→ **OBJECTIVE**
For every line in the records that has the word "éléphantiasis", make a copy.

→ **GIVEN RECORDS**
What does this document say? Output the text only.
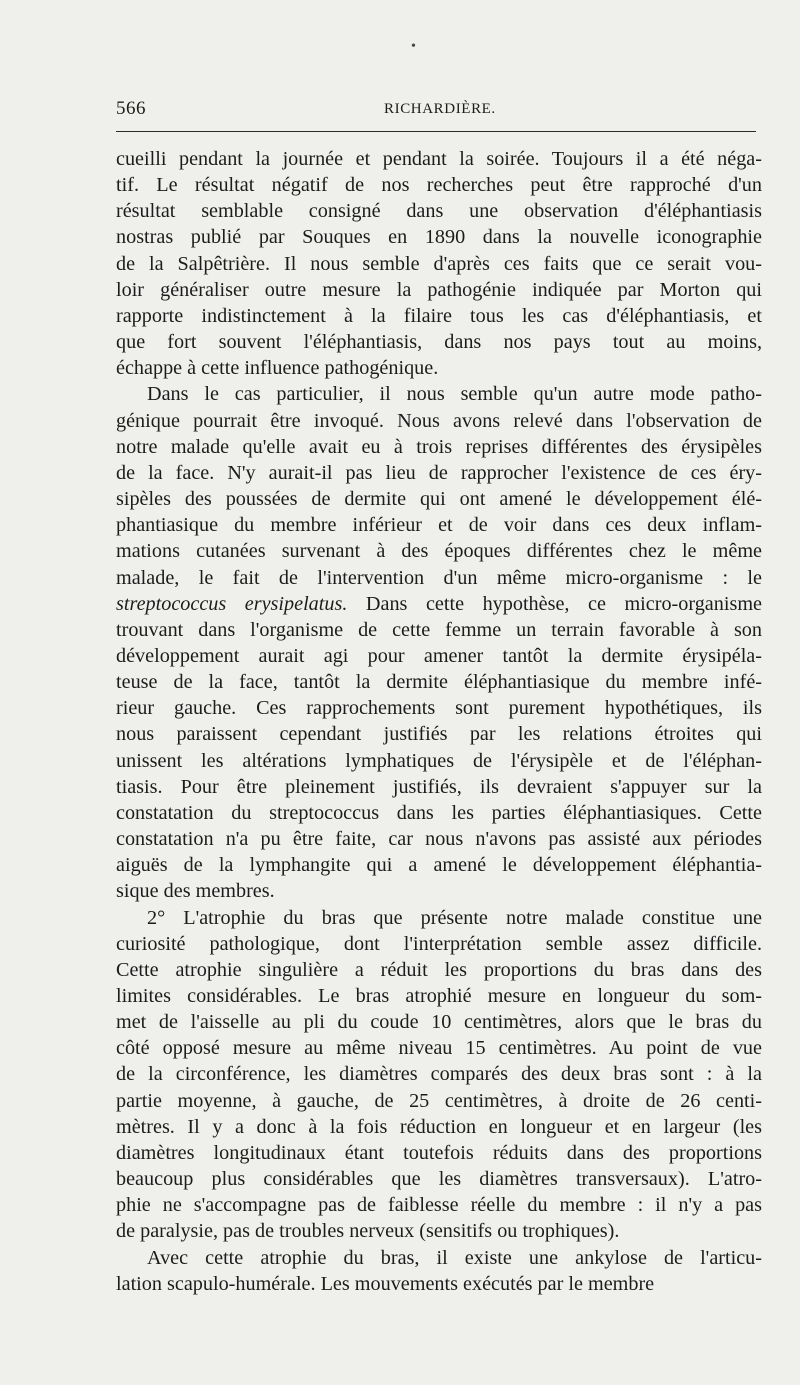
•
566	RICHARDIÈRE.

cueilli pendant la journée et pendant la soirée. Toujours il a été néga-
tif. Le résultat négatif de nos recherches peut être rapproché d'un
résultat semblable consigné dans une observation d'éléphantiasis
nostras publié par Souques en 1890 dans la nouvelle iconographie
de la Salpêtrière. Il nous semble d'après ces faits que ce serait vou-
loir généraliser outre mesure la pathogénie indiquée par Morton qui
rapporte indistinctement à la filaire tous les cas d'éléphantiasis, et
que fort souvent l'éléphantiasis, dans nos pays tout au moins,
échappe à cette influence pathogénique.

Dans le cas particulier, il nous semble qu'un autre mode patho-
génique pourrait être invoqué. Nous avons relevé dans l'observation de
notre malade qu'elle avait eu à trois reprises différentes des érysipèles
de la face. N'y aurait-il pas lieu de rapprocher l'existence de ces éry-
sipèles des poussées de dermite qui ont amené le développement élé-
phantiasique du membre inférieur et de voir dans ces deux inflam-
mations cutanées survenant à des époques différentes chez le même
malade, le fait de l'intervention d'un même micro-organisme : le
streptococcus erysipelatus. Dans cette hypothèse, ce micro-organisme
trouvant dans l'organisme de cette femme un terrain favorable à son
développement aurait agi pour amener tantôt la dermite érysipéla-
teuse de la face, tantôt la dermite éléphantiasique du membre infé-
rieur gauche. Ces rapprochements sont purement hypothétiques, ils
nous paraissent cependant justifiés par les relations étroites qui
unissent les altérations lymphatiques de l'érysipèle et de l'éléphan-
tiasis. Pour être pleinement justifiés, ils devraient s'appuyer sur la
constatation du streptococcus dans les parties éléphantiasiques. Cette
constatation n'a pu être faite, car nous n'avons pas assisté aux périodes
aiguës de la lymphangite qui a amené le développement éléphantia-
sique des membres.

2° L'atrophie du bras que présente notre malade constitue une
curiosité pathologique, dont l'interprétation semble assez difficile.
Cette atrophie singulière a réduit les proportions du bras dans des
limites considérables. Le bras atrophié mesure en longueur du som-
met de l'aisselle au pli du coude 10 centimètres, alors que le bras du
côté opposé mesure au même niveau 15 centimètres. Au point de vue
de la circonférence, les diamètres comparés des deux bras sont : à la
partie moyenne, à gauche, de 25 centimètres, à droite de 26 centi-
mètres. Il y a donc à la fois réduction en longueur et en largeur (les
diamètres longitudinaux étant toutefois réduits dans des proportions
beaucoup plus considérables que les diamètres transversaux). L'atro-
phie ne s'accompagne pas de faiblesse réelle du membre : il n'y a pas
de paralysie, pas de troubles nerveux (sensitifs ou trophiques).

Avec cette atrophie du bras, il existe une ankylose de l'articu-
lation scapulo-humérale. Les mouvements exécutés par le membre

→ **WRITTEN ANSWER**
résultat semblable consigné dans une observation d'éléphantiasis
rapporte indistinctement à la filaire tous les cas d'éléphantiasis, et
que fort souvent l'éléphantiasis, dans nos pays tout au moins,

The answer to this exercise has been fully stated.